• What needs to be done: Pick out each line in the entries below that contains the word "options", and copy every such line in full.

• Source material:
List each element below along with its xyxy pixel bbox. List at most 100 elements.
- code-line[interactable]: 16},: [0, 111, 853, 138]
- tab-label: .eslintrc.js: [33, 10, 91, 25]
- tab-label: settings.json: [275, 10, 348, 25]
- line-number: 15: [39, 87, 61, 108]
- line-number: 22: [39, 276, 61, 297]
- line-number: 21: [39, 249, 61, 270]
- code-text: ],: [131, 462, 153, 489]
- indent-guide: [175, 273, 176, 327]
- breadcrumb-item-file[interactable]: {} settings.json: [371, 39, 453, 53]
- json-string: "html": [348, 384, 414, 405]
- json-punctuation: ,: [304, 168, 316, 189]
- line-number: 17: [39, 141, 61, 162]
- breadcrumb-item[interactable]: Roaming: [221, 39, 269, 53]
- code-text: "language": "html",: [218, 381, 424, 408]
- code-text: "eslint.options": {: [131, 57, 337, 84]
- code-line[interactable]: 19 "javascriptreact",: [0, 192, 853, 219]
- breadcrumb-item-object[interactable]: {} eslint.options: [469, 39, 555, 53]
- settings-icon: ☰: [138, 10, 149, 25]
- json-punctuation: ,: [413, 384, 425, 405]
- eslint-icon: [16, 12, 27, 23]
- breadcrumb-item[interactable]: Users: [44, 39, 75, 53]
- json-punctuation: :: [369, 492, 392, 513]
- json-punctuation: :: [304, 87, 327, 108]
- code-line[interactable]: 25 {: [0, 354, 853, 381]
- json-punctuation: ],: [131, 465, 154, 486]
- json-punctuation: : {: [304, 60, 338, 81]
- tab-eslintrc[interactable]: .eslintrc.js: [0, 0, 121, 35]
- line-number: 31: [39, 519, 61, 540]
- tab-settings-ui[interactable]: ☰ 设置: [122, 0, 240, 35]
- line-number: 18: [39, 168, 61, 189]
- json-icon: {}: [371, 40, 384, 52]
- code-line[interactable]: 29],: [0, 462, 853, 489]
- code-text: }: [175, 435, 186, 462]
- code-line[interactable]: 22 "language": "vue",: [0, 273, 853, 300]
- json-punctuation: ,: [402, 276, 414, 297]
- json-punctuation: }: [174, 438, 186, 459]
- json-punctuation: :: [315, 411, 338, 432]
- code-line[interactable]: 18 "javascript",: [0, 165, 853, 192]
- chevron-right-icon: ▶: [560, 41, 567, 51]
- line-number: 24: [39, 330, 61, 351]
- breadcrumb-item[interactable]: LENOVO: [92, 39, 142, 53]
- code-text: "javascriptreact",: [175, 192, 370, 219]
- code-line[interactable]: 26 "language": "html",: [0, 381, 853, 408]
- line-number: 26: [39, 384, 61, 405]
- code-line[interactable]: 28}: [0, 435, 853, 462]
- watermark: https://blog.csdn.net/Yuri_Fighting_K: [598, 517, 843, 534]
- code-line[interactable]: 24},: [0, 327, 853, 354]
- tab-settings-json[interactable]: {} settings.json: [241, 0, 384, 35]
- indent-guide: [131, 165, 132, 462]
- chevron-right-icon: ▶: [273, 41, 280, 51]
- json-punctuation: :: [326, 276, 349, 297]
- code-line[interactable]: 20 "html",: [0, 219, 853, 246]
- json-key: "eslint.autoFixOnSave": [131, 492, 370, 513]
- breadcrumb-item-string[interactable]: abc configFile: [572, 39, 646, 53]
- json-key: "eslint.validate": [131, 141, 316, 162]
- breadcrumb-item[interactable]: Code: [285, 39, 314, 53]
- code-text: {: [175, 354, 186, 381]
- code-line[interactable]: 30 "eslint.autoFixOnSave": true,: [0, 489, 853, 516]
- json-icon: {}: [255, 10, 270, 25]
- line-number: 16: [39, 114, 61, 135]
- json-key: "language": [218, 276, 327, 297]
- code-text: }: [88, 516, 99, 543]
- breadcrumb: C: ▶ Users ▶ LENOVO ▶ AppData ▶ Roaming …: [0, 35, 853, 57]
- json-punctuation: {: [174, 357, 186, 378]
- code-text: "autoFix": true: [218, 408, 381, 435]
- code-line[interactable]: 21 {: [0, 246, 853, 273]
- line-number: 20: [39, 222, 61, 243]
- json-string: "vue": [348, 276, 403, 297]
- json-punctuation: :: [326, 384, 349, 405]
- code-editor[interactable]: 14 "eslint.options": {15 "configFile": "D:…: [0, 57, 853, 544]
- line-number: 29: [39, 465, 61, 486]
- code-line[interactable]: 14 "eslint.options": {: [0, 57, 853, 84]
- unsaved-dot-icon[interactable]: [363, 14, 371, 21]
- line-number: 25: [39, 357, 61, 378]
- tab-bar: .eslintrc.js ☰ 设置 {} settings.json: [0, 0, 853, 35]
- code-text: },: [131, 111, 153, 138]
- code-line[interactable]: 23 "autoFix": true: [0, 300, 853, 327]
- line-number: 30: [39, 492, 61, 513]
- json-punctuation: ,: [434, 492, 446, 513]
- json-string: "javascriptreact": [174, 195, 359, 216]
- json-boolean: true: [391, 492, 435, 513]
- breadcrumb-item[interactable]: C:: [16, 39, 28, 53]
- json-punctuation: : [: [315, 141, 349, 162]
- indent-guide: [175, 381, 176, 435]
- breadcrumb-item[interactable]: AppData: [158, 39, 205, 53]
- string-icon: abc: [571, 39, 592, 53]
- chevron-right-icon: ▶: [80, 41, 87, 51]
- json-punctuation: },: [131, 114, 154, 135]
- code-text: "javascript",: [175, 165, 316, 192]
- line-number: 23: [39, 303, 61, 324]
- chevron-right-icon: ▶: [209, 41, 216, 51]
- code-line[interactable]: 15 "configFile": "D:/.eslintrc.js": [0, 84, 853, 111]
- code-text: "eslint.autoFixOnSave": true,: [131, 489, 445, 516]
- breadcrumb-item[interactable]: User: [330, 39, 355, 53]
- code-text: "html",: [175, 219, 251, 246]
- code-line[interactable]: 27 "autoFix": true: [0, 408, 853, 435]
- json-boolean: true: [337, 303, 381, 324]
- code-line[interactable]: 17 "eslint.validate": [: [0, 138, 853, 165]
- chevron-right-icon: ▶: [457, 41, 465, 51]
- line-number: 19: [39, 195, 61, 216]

• Exercise solution:
- code-text: "eslint.options": {: [131, 57, 337, 84]
- breadcrumb-item-object[interactable]: {} eslint.options: [469, 39, 555, 53]
- code-editor[interactable]: 14 "eslint.options": {15 "configFile": "D:…: [0, 57, 853, 544]
- code-line[interactable]: 14 "eslint.options": {: [0, 57, 853, 84]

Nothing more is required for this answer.